WHAT THE TASK REQUIRES. Of all the lines in the records below, how many hold the word "side"? Give the number alone.

EXTRACTED ENTRIES.
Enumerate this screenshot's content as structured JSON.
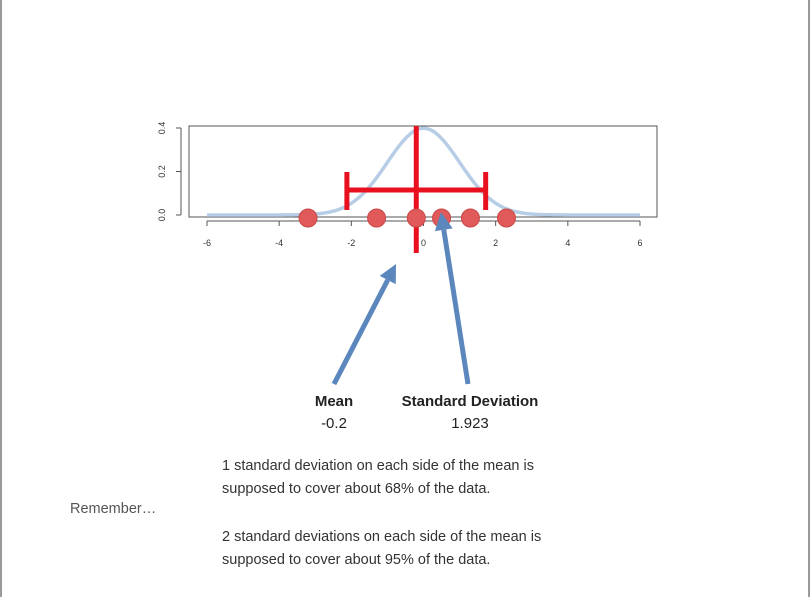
{
  "chart_data": {
    "type": "line",
    "xlim": [
      -6,
      6
    ],
    "ylim": [
      0,
      0.4
    ],
    "x_ticks": [
      -6,
      -4,
      -2,
      0,
      2,
      4,
      6
    ],
    "y_ticks": [
      0.0,
      0.2,
      0.4
    ],
    "y_tick_labels": [
      "0.0",
      "0.2",
      "0.4"
    ],
    "curve": {
      "mean": 0,
      "sd": 1,
      "color": "#b7cde6"
    },
    "points": [
      -3.2,
      -1.3,
      -0.2,
      0.5,
      1.3,
      2.3
    ],
    "point_color": "#e05a5a",
    "mean_value": -0.2,
    "sd_value": 1.923,
    "bar_color": "#e8101f",
    "arrow_color": "#5b87bd",
    "grid": false
  },
  "annotations": {
    "mean_label": "Mean",
    "mean_value": "-0.2",
    "sd_label": "Standard Deviation",
    "sd_value": "1.923"
  },
  "text": {
    "remember": "Remember…",
    "rule1_line1": "1 standard deviation on each side of the mean is",
    "rule1_line2": "supposed to cover about 68% of the data.",
    "rule2_line1": "2 standard deviations on each side of the mean is",
    "rule2_line2": "supposed to cover about 95% of the data."
  }
}
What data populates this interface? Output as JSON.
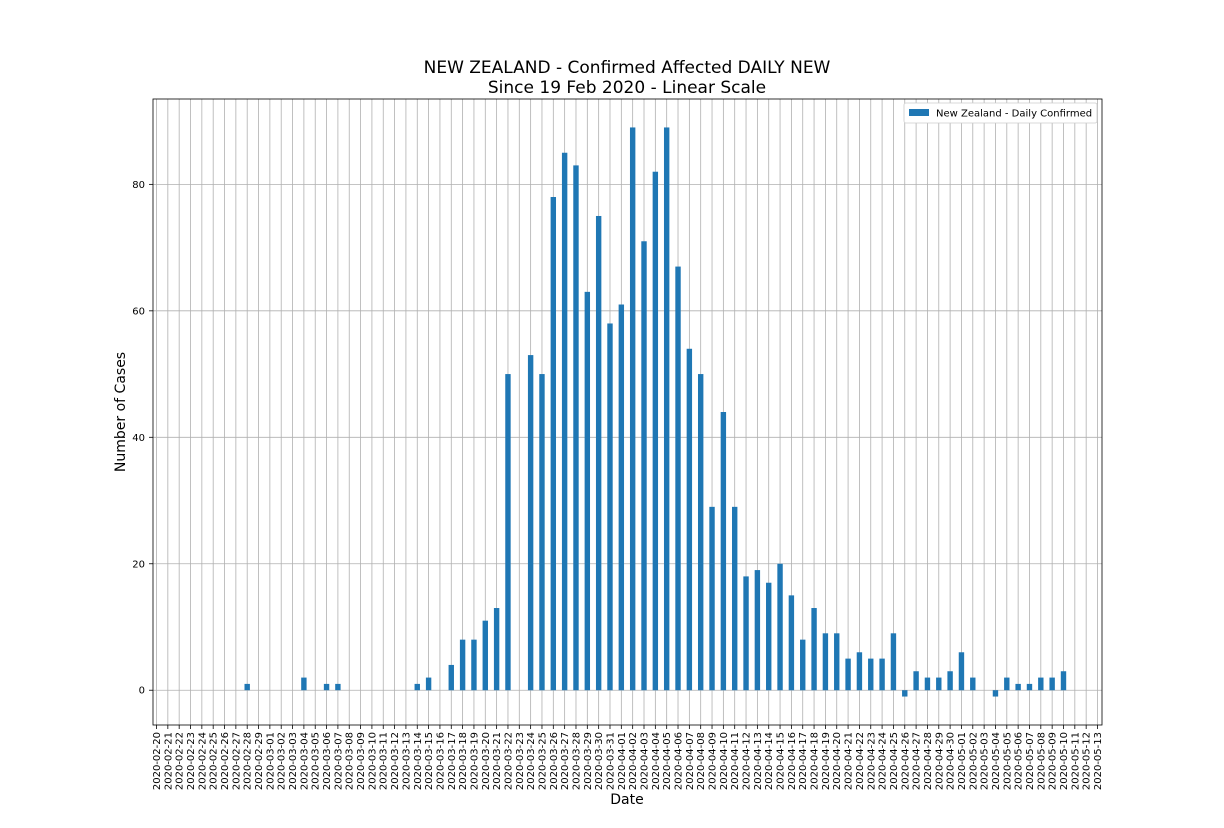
{
  "chart_data": {
    "type": "bar",
    "title": "NEW ZEALAND - Confirmed Affected DAILY NEW",
    "subtitle": "Since 19 Feb 2020 - Linear Scale",
    "xlabel": "Date",
    "ylabel": "Number of Cases",
    "ylim": [
      -5.5,
      93.5
    ],
    "yticks": [
      0,
      20,
      40,
      60,
      80
    ],
    "grid": true,
    "legend_position": "top-right",
    "colors": {
      "bar": "#1f77b4",
      "grid": "#b0b0b0",
      "axis": "#000000"
    },
    "categories": [
      "2020-02-20",
      "2020-02-21",
      "2020-02-22",
      "2020-02-23",
      "2020-02-24",
      "2020-02-25",
      "2020-02-26",
      "2020-02-27",
      "2020-02-28",
      "2020-02-29",
      "2020-03-01",
      "2020-03-02",
      "2020-03-03",
      "2020-03-04",
      "2020-03-05",
      "2020-03-06",
      "2020-03-07",
      "2020-03-08",
      "2020-03-09",
      "2020-03-10",
      "2020-03-11",
      "2020-03-12",
      "2020-03-13",
      "2020-03-14",
      "2020-03-15",
      "2020-03-16",
      "2020-03-17",
      "2020-03-18",
      "2020-03-19",
      "2020-03-20",
      "2020-03-21",
      "2020-03-22",
      "2020-03-23",
      "2020-03-24",
      "2020-03-25",
      "2020-03-26",
      "2020-03-27",
      "2020-03-28",
      "2020-03-29",
      "2020-03-30",
      "2020-03-31",
      "2020-04-01",
      "2020-04-02",
      "2020-04-03",
      "2020-04-04",
      "2020-04-05",
      "2020-04-06",
      "2020-04-07",
      "2020-04-08",
      "2020-04-09",
      "2020-04-10",
      "2020-04-11",
      "2020-04-12",
      "2020-04-13",
      "2020-04-14",
      "2020-04-15",
      "2020-04-16",
      "2020-04-17",
      "2020-04-18",
      "2020-04-19",
      "2020-04-20",
      "2020-04-21",
      "2020-04-22",
      "2020-04-23",
      "2020-04-24",
      "2020-04-25",
      "2020-04-26",
      "2020-04-27",
      "2020-04-28",
      "2020-04-29",
      "2020-04-30",
      "2020-05-01",
      "2020-05-02",
      "2020-05-03",
      "2020-05-04",
      "2020-05-05",
      "2020-05-06",
      "2020-05-07",
      "2020-05-08",
      "2020-05-09",
      "2020-05-10",
      "2020-05-11",
      "2020-05-12",
      "2020-05-13"
    ],
    "series": [
      {
        "name": "New Zealand - Daily Confirmed",
        "values": [
          0,
          0,
          0,
          0,
          0,
          0,
          0,
          0,
          1,
          0,
          0,
          0,
          0,
          2,
          0,
          1,
          1,
          0,
          0,
          0,
          0,
          0,
          0,
          1,
          2,
          0,
          4,
          8,
          8,
          11,
          13,
          50,
          0,
          53,
          50,
          78,
          85,
          83,
          63,
          75,
          58,
          61,
          89,
          71,
          82,
          89,
          67,
          54,
          50,
          29,
          44,
          29,
          18,
          19,
          17,
          20,
          15,
          8,
          13,
          9,
          9,
          5,
          6,
          5,
          5,
          9,
          -1,
          3,
          2,
          2,
          3,
          6,
          2,
          0,
          -1,
          2,
          1,
          1,
          2,
          2,
          3,
          0,
          0,
          0
        ]
      }
    ]
  }
}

RESPONSE TO THIS TASK. 2